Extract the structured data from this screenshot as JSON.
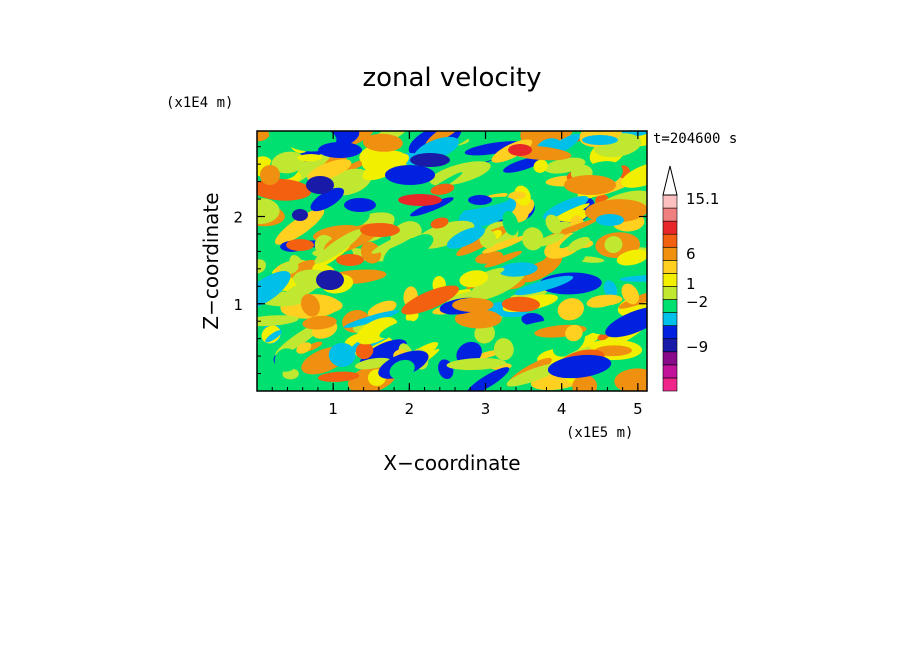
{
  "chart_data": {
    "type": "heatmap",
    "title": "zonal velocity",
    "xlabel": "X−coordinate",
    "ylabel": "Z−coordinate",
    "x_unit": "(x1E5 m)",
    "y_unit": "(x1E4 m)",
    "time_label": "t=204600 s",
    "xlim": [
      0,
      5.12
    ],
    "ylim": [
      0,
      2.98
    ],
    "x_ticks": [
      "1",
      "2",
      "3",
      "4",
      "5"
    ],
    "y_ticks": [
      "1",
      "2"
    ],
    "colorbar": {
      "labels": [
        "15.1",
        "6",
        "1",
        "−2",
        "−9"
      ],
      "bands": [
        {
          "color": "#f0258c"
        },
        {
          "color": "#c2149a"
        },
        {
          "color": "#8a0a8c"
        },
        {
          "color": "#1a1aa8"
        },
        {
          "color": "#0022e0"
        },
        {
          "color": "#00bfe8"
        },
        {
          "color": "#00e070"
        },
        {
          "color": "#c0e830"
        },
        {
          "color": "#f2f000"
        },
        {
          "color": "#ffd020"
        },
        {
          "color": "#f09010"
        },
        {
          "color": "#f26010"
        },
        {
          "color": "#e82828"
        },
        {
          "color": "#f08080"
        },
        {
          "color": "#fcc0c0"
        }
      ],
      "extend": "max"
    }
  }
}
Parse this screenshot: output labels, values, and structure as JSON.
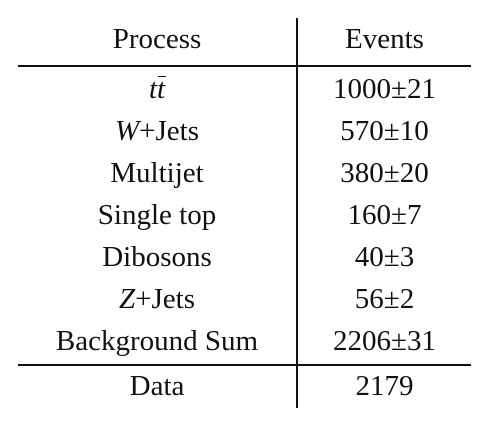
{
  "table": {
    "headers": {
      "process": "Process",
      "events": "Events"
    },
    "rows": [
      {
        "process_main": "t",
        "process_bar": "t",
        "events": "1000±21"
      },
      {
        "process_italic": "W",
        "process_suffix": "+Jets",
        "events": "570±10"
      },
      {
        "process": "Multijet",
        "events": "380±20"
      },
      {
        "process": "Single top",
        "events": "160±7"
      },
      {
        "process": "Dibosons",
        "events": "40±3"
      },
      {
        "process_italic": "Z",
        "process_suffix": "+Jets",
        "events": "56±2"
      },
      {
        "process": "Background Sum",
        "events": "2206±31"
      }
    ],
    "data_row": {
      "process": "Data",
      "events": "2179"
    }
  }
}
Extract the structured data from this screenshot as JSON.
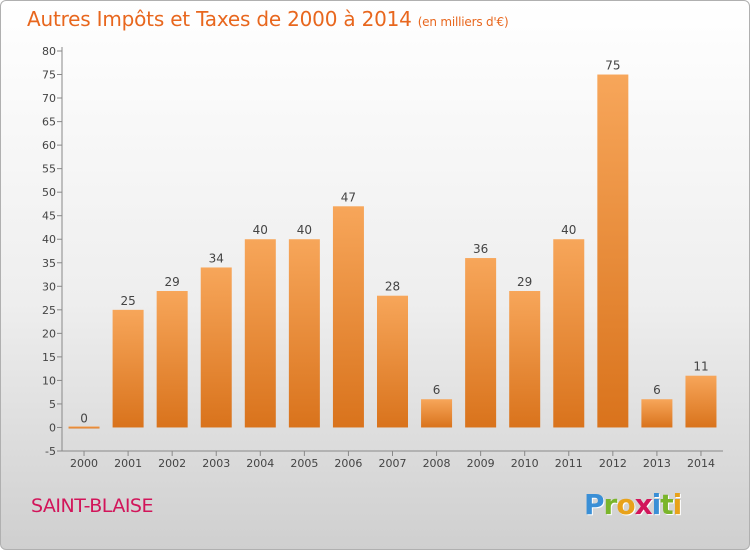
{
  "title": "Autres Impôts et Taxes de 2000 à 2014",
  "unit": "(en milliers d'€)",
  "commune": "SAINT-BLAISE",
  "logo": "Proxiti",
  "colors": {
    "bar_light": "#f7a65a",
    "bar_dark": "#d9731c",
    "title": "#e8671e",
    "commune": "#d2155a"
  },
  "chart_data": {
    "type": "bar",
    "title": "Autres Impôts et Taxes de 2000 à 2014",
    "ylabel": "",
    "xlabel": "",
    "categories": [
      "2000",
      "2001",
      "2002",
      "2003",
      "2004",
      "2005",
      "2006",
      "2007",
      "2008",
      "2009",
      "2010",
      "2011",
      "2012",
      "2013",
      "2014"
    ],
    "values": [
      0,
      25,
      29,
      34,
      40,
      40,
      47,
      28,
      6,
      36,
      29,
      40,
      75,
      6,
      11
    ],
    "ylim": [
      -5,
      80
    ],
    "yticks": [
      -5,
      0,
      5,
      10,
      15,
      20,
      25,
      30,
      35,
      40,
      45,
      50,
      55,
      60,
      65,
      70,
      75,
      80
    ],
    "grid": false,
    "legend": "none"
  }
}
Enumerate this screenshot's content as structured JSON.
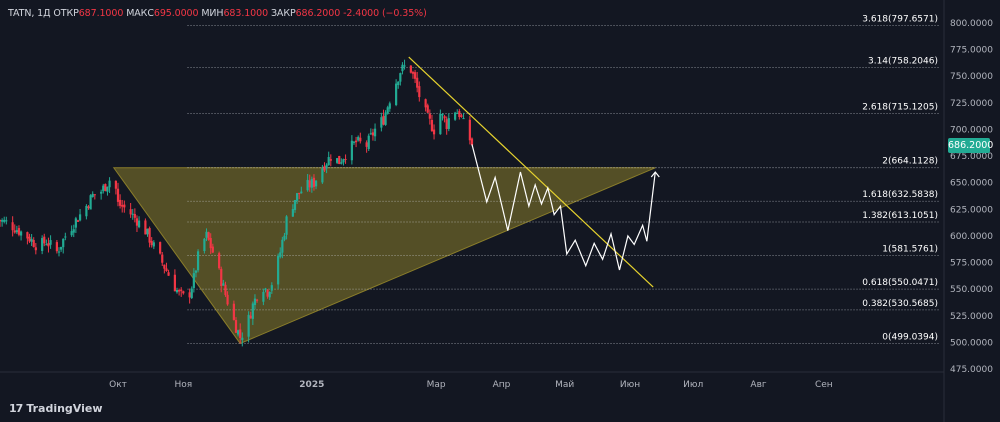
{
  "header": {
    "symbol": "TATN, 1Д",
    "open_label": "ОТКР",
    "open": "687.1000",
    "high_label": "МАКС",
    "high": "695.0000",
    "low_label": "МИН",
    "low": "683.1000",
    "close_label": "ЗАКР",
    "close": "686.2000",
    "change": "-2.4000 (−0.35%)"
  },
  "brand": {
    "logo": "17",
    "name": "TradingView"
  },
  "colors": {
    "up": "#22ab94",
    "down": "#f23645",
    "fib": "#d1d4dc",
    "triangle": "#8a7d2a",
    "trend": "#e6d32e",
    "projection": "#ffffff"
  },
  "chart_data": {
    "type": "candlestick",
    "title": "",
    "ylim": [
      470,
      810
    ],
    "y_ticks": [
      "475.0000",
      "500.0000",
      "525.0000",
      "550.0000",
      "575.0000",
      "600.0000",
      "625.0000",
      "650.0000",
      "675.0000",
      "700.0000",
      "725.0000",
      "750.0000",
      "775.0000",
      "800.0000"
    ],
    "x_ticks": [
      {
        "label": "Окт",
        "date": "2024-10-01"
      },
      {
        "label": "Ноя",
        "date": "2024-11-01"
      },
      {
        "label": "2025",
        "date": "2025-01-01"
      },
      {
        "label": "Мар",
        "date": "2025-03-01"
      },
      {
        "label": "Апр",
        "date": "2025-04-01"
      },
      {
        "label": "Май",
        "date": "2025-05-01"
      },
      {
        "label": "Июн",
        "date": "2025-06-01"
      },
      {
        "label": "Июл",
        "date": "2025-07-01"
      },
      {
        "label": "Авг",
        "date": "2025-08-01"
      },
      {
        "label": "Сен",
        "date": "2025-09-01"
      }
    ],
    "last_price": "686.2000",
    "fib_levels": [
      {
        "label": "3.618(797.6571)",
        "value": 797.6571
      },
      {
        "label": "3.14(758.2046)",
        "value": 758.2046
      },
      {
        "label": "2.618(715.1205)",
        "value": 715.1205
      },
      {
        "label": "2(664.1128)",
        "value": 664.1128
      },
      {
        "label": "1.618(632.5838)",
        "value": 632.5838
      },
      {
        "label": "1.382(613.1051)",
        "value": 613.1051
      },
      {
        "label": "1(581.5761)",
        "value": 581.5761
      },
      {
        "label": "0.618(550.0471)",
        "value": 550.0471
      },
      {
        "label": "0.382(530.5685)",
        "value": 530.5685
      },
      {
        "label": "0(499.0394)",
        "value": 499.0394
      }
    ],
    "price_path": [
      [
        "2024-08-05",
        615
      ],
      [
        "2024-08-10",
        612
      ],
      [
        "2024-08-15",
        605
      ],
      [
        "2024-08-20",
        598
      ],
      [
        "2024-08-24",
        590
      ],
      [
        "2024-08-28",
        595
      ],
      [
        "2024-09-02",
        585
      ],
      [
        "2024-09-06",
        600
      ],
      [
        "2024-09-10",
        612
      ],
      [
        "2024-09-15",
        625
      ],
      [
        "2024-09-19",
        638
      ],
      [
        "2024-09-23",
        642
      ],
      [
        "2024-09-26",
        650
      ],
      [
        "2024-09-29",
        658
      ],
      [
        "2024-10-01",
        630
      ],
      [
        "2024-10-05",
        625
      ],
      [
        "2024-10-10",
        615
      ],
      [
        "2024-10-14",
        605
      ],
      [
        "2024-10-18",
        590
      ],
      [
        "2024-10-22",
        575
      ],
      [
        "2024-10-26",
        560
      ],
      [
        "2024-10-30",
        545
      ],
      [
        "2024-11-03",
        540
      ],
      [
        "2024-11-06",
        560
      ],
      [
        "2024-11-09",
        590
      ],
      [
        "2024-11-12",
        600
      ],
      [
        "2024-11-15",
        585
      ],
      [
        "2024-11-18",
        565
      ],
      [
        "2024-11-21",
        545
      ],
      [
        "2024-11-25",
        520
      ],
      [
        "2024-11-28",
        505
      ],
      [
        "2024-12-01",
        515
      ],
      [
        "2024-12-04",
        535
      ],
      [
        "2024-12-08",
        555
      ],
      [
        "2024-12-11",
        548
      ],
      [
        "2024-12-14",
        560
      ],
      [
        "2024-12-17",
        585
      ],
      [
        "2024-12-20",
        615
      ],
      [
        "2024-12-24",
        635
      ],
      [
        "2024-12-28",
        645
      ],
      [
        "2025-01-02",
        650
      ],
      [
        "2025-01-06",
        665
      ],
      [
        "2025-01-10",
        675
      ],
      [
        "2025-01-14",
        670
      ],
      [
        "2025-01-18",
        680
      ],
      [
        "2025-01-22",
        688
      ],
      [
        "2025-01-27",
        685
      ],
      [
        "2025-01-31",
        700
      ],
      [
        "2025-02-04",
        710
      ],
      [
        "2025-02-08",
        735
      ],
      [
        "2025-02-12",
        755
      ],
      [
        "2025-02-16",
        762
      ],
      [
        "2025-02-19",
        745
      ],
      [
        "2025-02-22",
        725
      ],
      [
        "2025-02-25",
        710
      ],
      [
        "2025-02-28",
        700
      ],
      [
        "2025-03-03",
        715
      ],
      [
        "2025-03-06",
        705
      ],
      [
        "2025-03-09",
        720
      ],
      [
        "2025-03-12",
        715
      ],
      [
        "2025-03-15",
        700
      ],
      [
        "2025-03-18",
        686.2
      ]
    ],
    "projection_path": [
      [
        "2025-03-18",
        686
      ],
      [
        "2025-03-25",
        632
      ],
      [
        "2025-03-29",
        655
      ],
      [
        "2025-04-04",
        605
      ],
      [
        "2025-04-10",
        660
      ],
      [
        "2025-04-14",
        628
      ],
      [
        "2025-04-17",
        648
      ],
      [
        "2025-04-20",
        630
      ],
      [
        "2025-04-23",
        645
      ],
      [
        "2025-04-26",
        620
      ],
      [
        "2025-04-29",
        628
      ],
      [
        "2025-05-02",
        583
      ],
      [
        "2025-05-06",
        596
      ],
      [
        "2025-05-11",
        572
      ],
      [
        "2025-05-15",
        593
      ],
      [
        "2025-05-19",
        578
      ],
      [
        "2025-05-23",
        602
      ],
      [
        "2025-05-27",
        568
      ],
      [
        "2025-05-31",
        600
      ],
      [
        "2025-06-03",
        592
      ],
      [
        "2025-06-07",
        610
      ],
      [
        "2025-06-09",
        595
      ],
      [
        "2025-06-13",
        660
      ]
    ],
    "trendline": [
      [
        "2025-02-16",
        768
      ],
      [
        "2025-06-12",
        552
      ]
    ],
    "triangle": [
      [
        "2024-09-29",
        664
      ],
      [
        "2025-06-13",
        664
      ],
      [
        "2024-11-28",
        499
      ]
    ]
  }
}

◆ ◆ ◆ ◆ ◆

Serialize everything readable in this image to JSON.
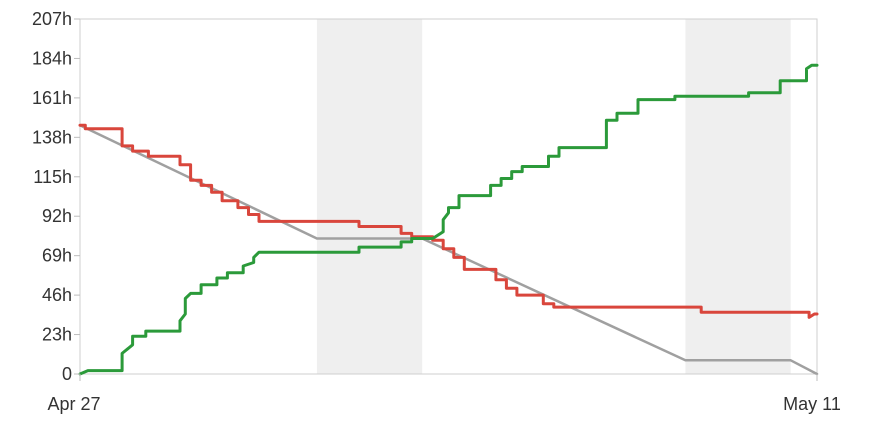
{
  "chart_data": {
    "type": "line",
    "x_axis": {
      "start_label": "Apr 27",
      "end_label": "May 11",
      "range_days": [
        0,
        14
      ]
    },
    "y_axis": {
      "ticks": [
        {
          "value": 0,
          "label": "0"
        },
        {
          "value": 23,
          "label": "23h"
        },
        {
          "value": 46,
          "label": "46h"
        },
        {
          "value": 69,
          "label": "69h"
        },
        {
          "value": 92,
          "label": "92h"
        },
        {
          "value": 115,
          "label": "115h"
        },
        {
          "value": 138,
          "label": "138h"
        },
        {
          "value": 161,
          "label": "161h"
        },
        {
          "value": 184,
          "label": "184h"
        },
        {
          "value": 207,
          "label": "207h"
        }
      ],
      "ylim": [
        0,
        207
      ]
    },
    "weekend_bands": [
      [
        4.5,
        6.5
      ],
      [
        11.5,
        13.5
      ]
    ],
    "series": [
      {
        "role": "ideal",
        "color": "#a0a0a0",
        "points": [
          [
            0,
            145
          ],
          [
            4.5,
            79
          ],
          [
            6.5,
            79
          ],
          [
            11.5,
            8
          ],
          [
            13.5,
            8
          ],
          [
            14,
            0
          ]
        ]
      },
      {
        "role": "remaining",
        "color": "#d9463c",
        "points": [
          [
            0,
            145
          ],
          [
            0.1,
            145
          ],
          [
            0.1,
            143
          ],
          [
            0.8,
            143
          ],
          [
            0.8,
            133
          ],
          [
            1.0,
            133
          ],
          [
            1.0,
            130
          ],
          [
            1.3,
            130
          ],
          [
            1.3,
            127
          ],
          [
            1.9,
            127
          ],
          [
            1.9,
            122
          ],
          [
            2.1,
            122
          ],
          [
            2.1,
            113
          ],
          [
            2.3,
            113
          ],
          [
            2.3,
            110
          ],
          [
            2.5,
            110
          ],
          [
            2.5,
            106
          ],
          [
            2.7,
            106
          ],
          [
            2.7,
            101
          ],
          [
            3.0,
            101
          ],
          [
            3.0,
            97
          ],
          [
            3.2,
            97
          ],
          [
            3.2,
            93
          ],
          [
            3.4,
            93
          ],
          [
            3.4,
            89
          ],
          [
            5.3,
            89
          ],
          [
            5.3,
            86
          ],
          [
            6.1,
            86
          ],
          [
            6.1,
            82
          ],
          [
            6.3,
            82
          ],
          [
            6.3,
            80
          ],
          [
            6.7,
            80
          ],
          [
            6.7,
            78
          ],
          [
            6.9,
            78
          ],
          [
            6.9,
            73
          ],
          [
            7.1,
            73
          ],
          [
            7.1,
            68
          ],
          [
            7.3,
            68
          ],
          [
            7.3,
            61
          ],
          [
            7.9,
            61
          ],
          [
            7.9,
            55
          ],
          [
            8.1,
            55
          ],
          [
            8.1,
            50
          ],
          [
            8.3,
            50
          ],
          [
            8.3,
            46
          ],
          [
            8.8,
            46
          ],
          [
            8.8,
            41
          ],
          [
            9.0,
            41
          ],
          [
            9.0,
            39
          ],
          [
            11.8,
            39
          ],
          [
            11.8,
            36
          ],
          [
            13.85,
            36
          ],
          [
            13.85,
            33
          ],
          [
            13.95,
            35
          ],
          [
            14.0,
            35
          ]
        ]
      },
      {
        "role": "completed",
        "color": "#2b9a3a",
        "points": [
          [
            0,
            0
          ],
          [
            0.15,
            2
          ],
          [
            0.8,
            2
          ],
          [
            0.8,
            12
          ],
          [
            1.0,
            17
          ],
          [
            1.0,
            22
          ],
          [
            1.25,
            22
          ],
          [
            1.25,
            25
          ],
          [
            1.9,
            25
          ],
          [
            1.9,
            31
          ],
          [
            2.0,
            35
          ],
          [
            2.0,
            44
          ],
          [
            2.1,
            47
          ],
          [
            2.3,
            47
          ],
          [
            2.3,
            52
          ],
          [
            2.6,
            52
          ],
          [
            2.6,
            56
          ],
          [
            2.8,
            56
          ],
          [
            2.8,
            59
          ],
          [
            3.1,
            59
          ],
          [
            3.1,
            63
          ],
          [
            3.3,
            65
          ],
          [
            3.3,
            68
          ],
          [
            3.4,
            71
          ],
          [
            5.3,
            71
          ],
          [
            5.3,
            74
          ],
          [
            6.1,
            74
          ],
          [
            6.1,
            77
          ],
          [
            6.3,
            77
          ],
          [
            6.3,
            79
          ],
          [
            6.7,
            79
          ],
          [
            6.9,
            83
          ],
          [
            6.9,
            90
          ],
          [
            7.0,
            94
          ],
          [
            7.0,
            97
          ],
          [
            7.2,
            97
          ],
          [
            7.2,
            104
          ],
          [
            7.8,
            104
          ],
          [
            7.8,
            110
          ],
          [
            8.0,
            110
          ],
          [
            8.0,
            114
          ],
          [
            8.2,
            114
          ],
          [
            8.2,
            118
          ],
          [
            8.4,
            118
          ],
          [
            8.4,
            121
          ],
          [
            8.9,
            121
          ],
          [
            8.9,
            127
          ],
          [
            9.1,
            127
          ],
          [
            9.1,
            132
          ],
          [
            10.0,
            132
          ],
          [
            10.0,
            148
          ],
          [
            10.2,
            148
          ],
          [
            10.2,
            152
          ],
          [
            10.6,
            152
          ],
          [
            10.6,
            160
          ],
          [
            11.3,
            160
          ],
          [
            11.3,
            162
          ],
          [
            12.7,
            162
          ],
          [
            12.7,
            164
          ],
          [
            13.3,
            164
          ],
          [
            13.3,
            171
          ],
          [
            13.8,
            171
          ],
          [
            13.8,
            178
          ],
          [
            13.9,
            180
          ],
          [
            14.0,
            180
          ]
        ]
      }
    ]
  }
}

◆ ◆ ◆ ◆ ◆

(Problem details)
Search the entries for the word "events" and gather every line where it appears.

(Final result)
      "events": "Events"
        "events": "1000±21"
        "events": "570±10"
        "events": "380±20"
        "events": "160±7"
        "events": "40±3"
        "events": "56±2"
        "events": "2206±31"
      "events": "2179"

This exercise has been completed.